+++ TASK INPUT +++
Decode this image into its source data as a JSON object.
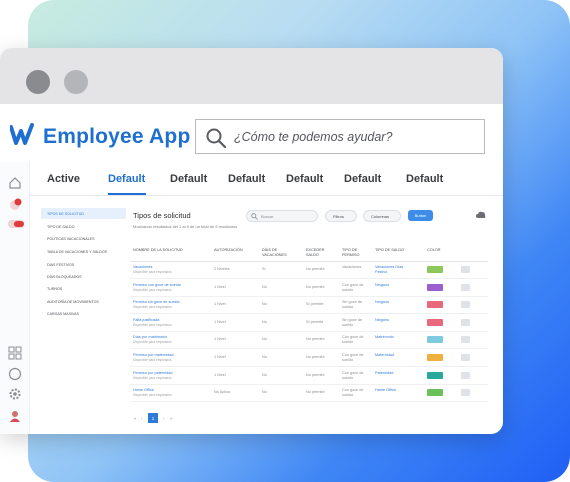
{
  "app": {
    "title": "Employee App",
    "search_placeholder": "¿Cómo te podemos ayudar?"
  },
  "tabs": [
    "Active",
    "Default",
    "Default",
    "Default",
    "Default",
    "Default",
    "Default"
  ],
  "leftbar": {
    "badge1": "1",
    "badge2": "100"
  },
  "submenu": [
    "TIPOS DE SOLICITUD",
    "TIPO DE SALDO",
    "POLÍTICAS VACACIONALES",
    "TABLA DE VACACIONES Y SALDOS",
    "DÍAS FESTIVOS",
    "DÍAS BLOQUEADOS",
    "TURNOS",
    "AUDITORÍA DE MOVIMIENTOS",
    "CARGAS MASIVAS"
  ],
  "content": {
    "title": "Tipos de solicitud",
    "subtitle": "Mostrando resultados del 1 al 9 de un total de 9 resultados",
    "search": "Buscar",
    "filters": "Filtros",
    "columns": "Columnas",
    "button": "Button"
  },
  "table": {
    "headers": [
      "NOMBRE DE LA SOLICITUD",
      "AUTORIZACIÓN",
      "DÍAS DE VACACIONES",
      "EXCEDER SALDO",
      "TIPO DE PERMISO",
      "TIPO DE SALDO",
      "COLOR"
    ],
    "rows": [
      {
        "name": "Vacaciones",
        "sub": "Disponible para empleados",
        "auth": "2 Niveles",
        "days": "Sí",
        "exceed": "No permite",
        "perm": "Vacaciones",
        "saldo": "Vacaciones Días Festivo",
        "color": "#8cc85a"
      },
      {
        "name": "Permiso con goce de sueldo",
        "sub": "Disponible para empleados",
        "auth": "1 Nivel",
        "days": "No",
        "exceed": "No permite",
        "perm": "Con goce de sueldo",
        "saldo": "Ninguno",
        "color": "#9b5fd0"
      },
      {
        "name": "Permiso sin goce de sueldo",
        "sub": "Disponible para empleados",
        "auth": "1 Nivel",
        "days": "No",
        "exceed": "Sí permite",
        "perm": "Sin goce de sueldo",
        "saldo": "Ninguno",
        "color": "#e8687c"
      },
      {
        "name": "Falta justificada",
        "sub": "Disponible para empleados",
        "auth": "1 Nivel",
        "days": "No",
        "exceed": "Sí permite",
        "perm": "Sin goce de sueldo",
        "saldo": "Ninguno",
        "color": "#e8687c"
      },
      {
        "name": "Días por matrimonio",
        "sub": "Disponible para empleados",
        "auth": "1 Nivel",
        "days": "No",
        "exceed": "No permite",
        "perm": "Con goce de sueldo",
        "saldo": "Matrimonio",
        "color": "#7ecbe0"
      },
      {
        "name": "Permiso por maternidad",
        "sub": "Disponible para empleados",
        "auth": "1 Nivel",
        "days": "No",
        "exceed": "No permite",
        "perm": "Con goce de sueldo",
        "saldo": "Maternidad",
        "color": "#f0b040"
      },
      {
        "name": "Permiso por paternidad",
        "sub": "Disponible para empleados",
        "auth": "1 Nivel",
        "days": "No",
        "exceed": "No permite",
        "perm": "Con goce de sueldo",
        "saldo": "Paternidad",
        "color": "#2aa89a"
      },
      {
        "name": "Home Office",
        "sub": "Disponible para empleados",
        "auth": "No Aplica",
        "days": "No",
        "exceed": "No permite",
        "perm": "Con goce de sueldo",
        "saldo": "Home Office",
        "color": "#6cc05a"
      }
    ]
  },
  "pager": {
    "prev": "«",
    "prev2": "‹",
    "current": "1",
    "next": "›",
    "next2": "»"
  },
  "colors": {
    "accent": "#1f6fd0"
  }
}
+++
*WHAT IS REQUIRED*: Omit the pictures and restate the rest of the records verbatim.

*EXERCISE RESPONSE*:
Decode this image into its source data as a JSON object.
{
  "app": {
    "title": "Employee App",
    "search_placeholder": "¿Cómo te podemos ayudar?"
  },
  "tabs": [
    "Active",
    "Default",
    "Default",
    "Default",
    "Default",
    "Default",
    "Default"
  ],
  "leftbar": {
    "badge1": "1",
    "badge2": "100"
  },
  "submenu": [
    "TIPOS DE SOLICITUD",
    "TIPO DE SALDO",
    "POLÍTICAS VACACIONALES",
    "TABLA DE VACACIONES Y SALDOS",
    "DÍAS FESTIVOS",
    "DÍAS BLOQUEADOS",
    "TURNOS",
    "AUDITORÍA DE MOVIMIENTOS",
    "CARGAS MASIVAS"
  ],
  "content": {
    "title": "Tipos de solicitud",
    "subtitle": "Mostrando resultados del 1 al 9 de un total de 9 resultados",
    "search": "Buscar",
    "filters": "Filtros",
    "columns": "Columnas",
    "button": "Button"
  },
  "table": {
    "headers": [
      "NOMBRE DE LA SOLICITUD",
      "AUTORIZACIÓN",
      "DÍAS DE VACACIONES",
      "EXCEDER SALDO",
      "TIPO DE PERMISO",
      "TIPO DE SALDO",
      "COLOR"
    ],
    "rows": [
      {
        "name": "Vacaciones",
        "sub": "Disponible para empleados",
        "auth": "2 Niveles",
        "days": "Sí",
        "exceed": "No permite",
        "perm": "Vacaciones",
        "saldo": "Vacaciones Días Festivo",
        "color": "#8cc85a"
      },
      {
        "name": "Permiso con goce de sueldo",
        "sub": "Disponible para empleados",
        "auth": "1 Nivel",
        "days": "No",
        "exceed": "No permite",
        "perm": "Con goce de sueldo",
        "saldo": "Ninguno",
        "color": "#9b5fd0"
      },
      {
        "name": "Permiso sin goce de sueldo",
        "sub": "Disponible para empleados",
        "auth": "1 Nivel",
        "days": "No",
        "exceed": "Sí permite",
        "perm": "Sin goce de sueldo",
        "saldo": "Ninguno",
        "color": "#e8687c"
      },
      {
        "name": "Falta justificada",
        "sub": "Disponible para empleados",
        "auth": "1 Nivel",
        "days": "No",
        "exceed": "Sí permite",
        "perm": "Sin goce de sueldo",
        "saldo": "Ninguno",
        "color": "#e8687c"
      },
      {
        "name": "Días por matrimonio",
        "sub": "Disponible para empleados",
        "auth": "1 Nivel",
        "days": "No",
        "exceed": "No permite",
        "perm": "Con goce de sueldo",
        "saldo": "Matrimonio",
        "color": "#7ecbe0"
      },
      {
        "name": "Permiso por maternidad",
        "sub": "Disponible para empleados",
        "auth": "1 Nivel",
        "days": "No",
        "exceed": "No permite",
        "perm": "Con goce de sueldo",
        "saldo": "Maternidad",
        "color": "#f0b040"
      },
      {
        "name": "Permiso por paternidad",
        "sub": "Disponible para empleados",
        "auth": "1 Nivel",
        "days": "No",
        "exceed": "No permite",
        "perm": "Con goce de sueldo",
        "saldo": "Paternidad",
        "color": "#2aa89a"
      },
      {
        "name": "Home Office",
        "sub": "Disponible para empleados",
        "auth": "No Aplica",
        "days": "No",
        "exceed": "No permite",
        "perm": "Con goce de sueldo",
        "saldo": "Home Office",
        "color": "#6cc05a"
      }
    ]
  },
  "pager": {
    "prev": "«",
    "prev2": "‹",
    "current": "1",
    "next": "›",
    "next2": "»"
  },
  "colors": {
    "accent": "#1f6fd0"
  }
}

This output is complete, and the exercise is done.